THE TASKS
**a)** In one to three sentences, explain why the writer of the blog entries can't use the old trick for toughening fingertips.
**b)** Write the next part of the blog entries, picking up after their last sentence.

SELECTION
The winning stories are usually downloadable from BNZ as Portable Document Files but it seems I am too hasty looking for them today. The BNZ site has had a makeover. I have been reading about the pitfalls of website makeovers recently. It seems that particular task is very attractive to clients, in this case BNZ, but is of no benefit in terms of user satisfaction to the BNZ's clients/users. If anything it makes site users uneasy especially if the change is sudden and done without their prior knowledge.

Dunedin City Council has upgraded their site recently. Currently it is live. I haven't checked all the things I used to do on that site recently but rest assured I will and report back some time.

I'm cutting grass today. Remember? I can't do everything.

If that seems a tad acidic you all have a nice day now.

Tuesday 30 September 2008

Sore fingertips

I have been practising for my latest career kick-start. Polly borrowed a guitar for me from a young lady I haven't met - thanks Amanda. I left my guitar in Donegal on moving here. We thought that it would not be long before it was replaced by a brand spanking new narrow necked Yamaha or somesuch - sorry I'm a bit vague about that sort of thing. All I know is I have small hands and can't really play wide necked guitars. I can just mange a barre on a narrow neck but even there it is uncomfortable.

Six years later and no guitar until last week my fingertips are having diffs in holding down the steel strings. One of the tricks I was given years ago to toughen fingertips was to tap them lightly on the range. However, that won't work in our present accomodation as the main heat source is a gas fire.

But I'm getting there. I applied in person for my Dunedin City busking permit yesterday and I am valid for a year of supplying outdoor entertainment. A bit more practice with my three chord trick and I'm off down to The New World entrance. See you there ...

blue moon of Kentucky won't you keep on shining ...

Tuesday 23 September 2008

Christchurch beckons

At long last I am leaving the valley for a couple of days. The cats are going to St Leonard's. They have stayed there before. The last time was when we moved house. They share a cell room next to an interesting breed of cat called Maine Coon. They are beautiful creatures, but hey, there's nothing like your own.

Be back in a couple of days.

Sunday 21 September 2008

NaNoWriMo


The ould clock is tickin'. It'll be here soon. get your typing fingers ready. Write a novel in a month!

This'll be my third year of entry. I haven't completed the course; crossed the finish line (whatever) but I am fascinated by what pours out in the early phases of this strange adventure. Free writing is a good way of getting rid of the writer censor perched on the shoulder - you can't do that; that's not how you spell 'mendacious'; and you call yourself a writer; hang yourself whydoncha?

[Saved data entries]
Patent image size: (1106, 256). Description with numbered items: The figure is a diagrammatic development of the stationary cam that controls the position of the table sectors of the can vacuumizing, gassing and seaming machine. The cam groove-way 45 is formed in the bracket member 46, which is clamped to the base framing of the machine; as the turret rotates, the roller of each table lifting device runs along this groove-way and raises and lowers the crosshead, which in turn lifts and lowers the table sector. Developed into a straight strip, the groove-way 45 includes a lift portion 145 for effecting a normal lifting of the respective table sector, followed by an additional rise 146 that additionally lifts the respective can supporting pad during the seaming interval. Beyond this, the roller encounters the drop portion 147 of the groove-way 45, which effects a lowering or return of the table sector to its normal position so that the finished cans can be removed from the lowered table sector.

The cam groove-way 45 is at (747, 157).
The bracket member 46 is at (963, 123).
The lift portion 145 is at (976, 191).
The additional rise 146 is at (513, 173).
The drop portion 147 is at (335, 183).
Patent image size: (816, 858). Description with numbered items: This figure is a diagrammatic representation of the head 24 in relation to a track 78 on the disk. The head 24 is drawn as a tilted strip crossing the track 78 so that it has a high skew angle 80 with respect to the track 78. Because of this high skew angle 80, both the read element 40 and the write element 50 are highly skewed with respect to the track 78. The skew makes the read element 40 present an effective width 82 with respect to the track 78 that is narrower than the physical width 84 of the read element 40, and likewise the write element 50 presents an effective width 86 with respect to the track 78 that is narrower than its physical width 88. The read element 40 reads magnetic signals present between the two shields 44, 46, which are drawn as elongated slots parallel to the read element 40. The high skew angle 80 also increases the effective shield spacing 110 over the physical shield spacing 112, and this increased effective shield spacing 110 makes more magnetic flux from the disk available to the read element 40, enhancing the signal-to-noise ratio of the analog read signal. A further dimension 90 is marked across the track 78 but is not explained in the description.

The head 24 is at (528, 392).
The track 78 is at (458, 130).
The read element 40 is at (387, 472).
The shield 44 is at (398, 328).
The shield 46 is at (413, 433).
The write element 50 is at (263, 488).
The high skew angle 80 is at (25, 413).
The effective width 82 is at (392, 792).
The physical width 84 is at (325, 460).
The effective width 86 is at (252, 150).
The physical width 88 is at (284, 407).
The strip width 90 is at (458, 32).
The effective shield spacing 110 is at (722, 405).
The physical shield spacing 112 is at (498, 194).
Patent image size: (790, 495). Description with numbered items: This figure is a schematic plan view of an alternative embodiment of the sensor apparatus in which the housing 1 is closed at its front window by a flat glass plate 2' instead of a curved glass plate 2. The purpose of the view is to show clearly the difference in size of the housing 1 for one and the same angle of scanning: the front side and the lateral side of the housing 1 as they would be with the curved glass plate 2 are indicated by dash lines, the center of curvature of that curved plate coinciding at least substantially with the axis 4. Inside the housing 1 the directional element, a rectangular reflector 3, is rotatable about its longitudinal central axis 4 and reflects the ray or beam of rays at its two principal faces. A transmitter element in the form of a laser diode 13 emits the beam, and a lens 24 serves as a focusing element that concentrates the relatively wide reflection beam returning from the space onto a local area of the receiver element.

RESULTS FOR THE EXERCISE
**a)** The trick involves tapping the fingertips lightly on the range. That won't work in the writer's present accommodation because the main heat source there is a gas fire.

**b)**
Last year I saw criticism of people who freewrote for the entire month. The people who criticised freewriters said that the fifty thousand words and beyond should be plotted and coherent. That meant - to my mind - that these writers sat down every night on their honour and wrote coherently without previously plotting or laying out narrative structures and finished (I suppose) a 50K + novel. I worry about people that could do that.

I know that when Kerouac pumped out On the Road in three weeks Truman Capote said, "That's not writing. That's typing."

That is a smart, funny comment. But it seems to me that even if Kerouac was speeding and buzzing, whizzing, flying along on with his teletype roll keying out On the Road, he was left at the end of his run with a huge raw lump of material. Surely no one is suggesting that it all arrived in the bookshops without editing.

Now hang on, wasn't the unedited mind splurge of tijean to be released unedited this year or last year. (update - according to Amazon, Viking did publish the unexpurgated roll in 2007)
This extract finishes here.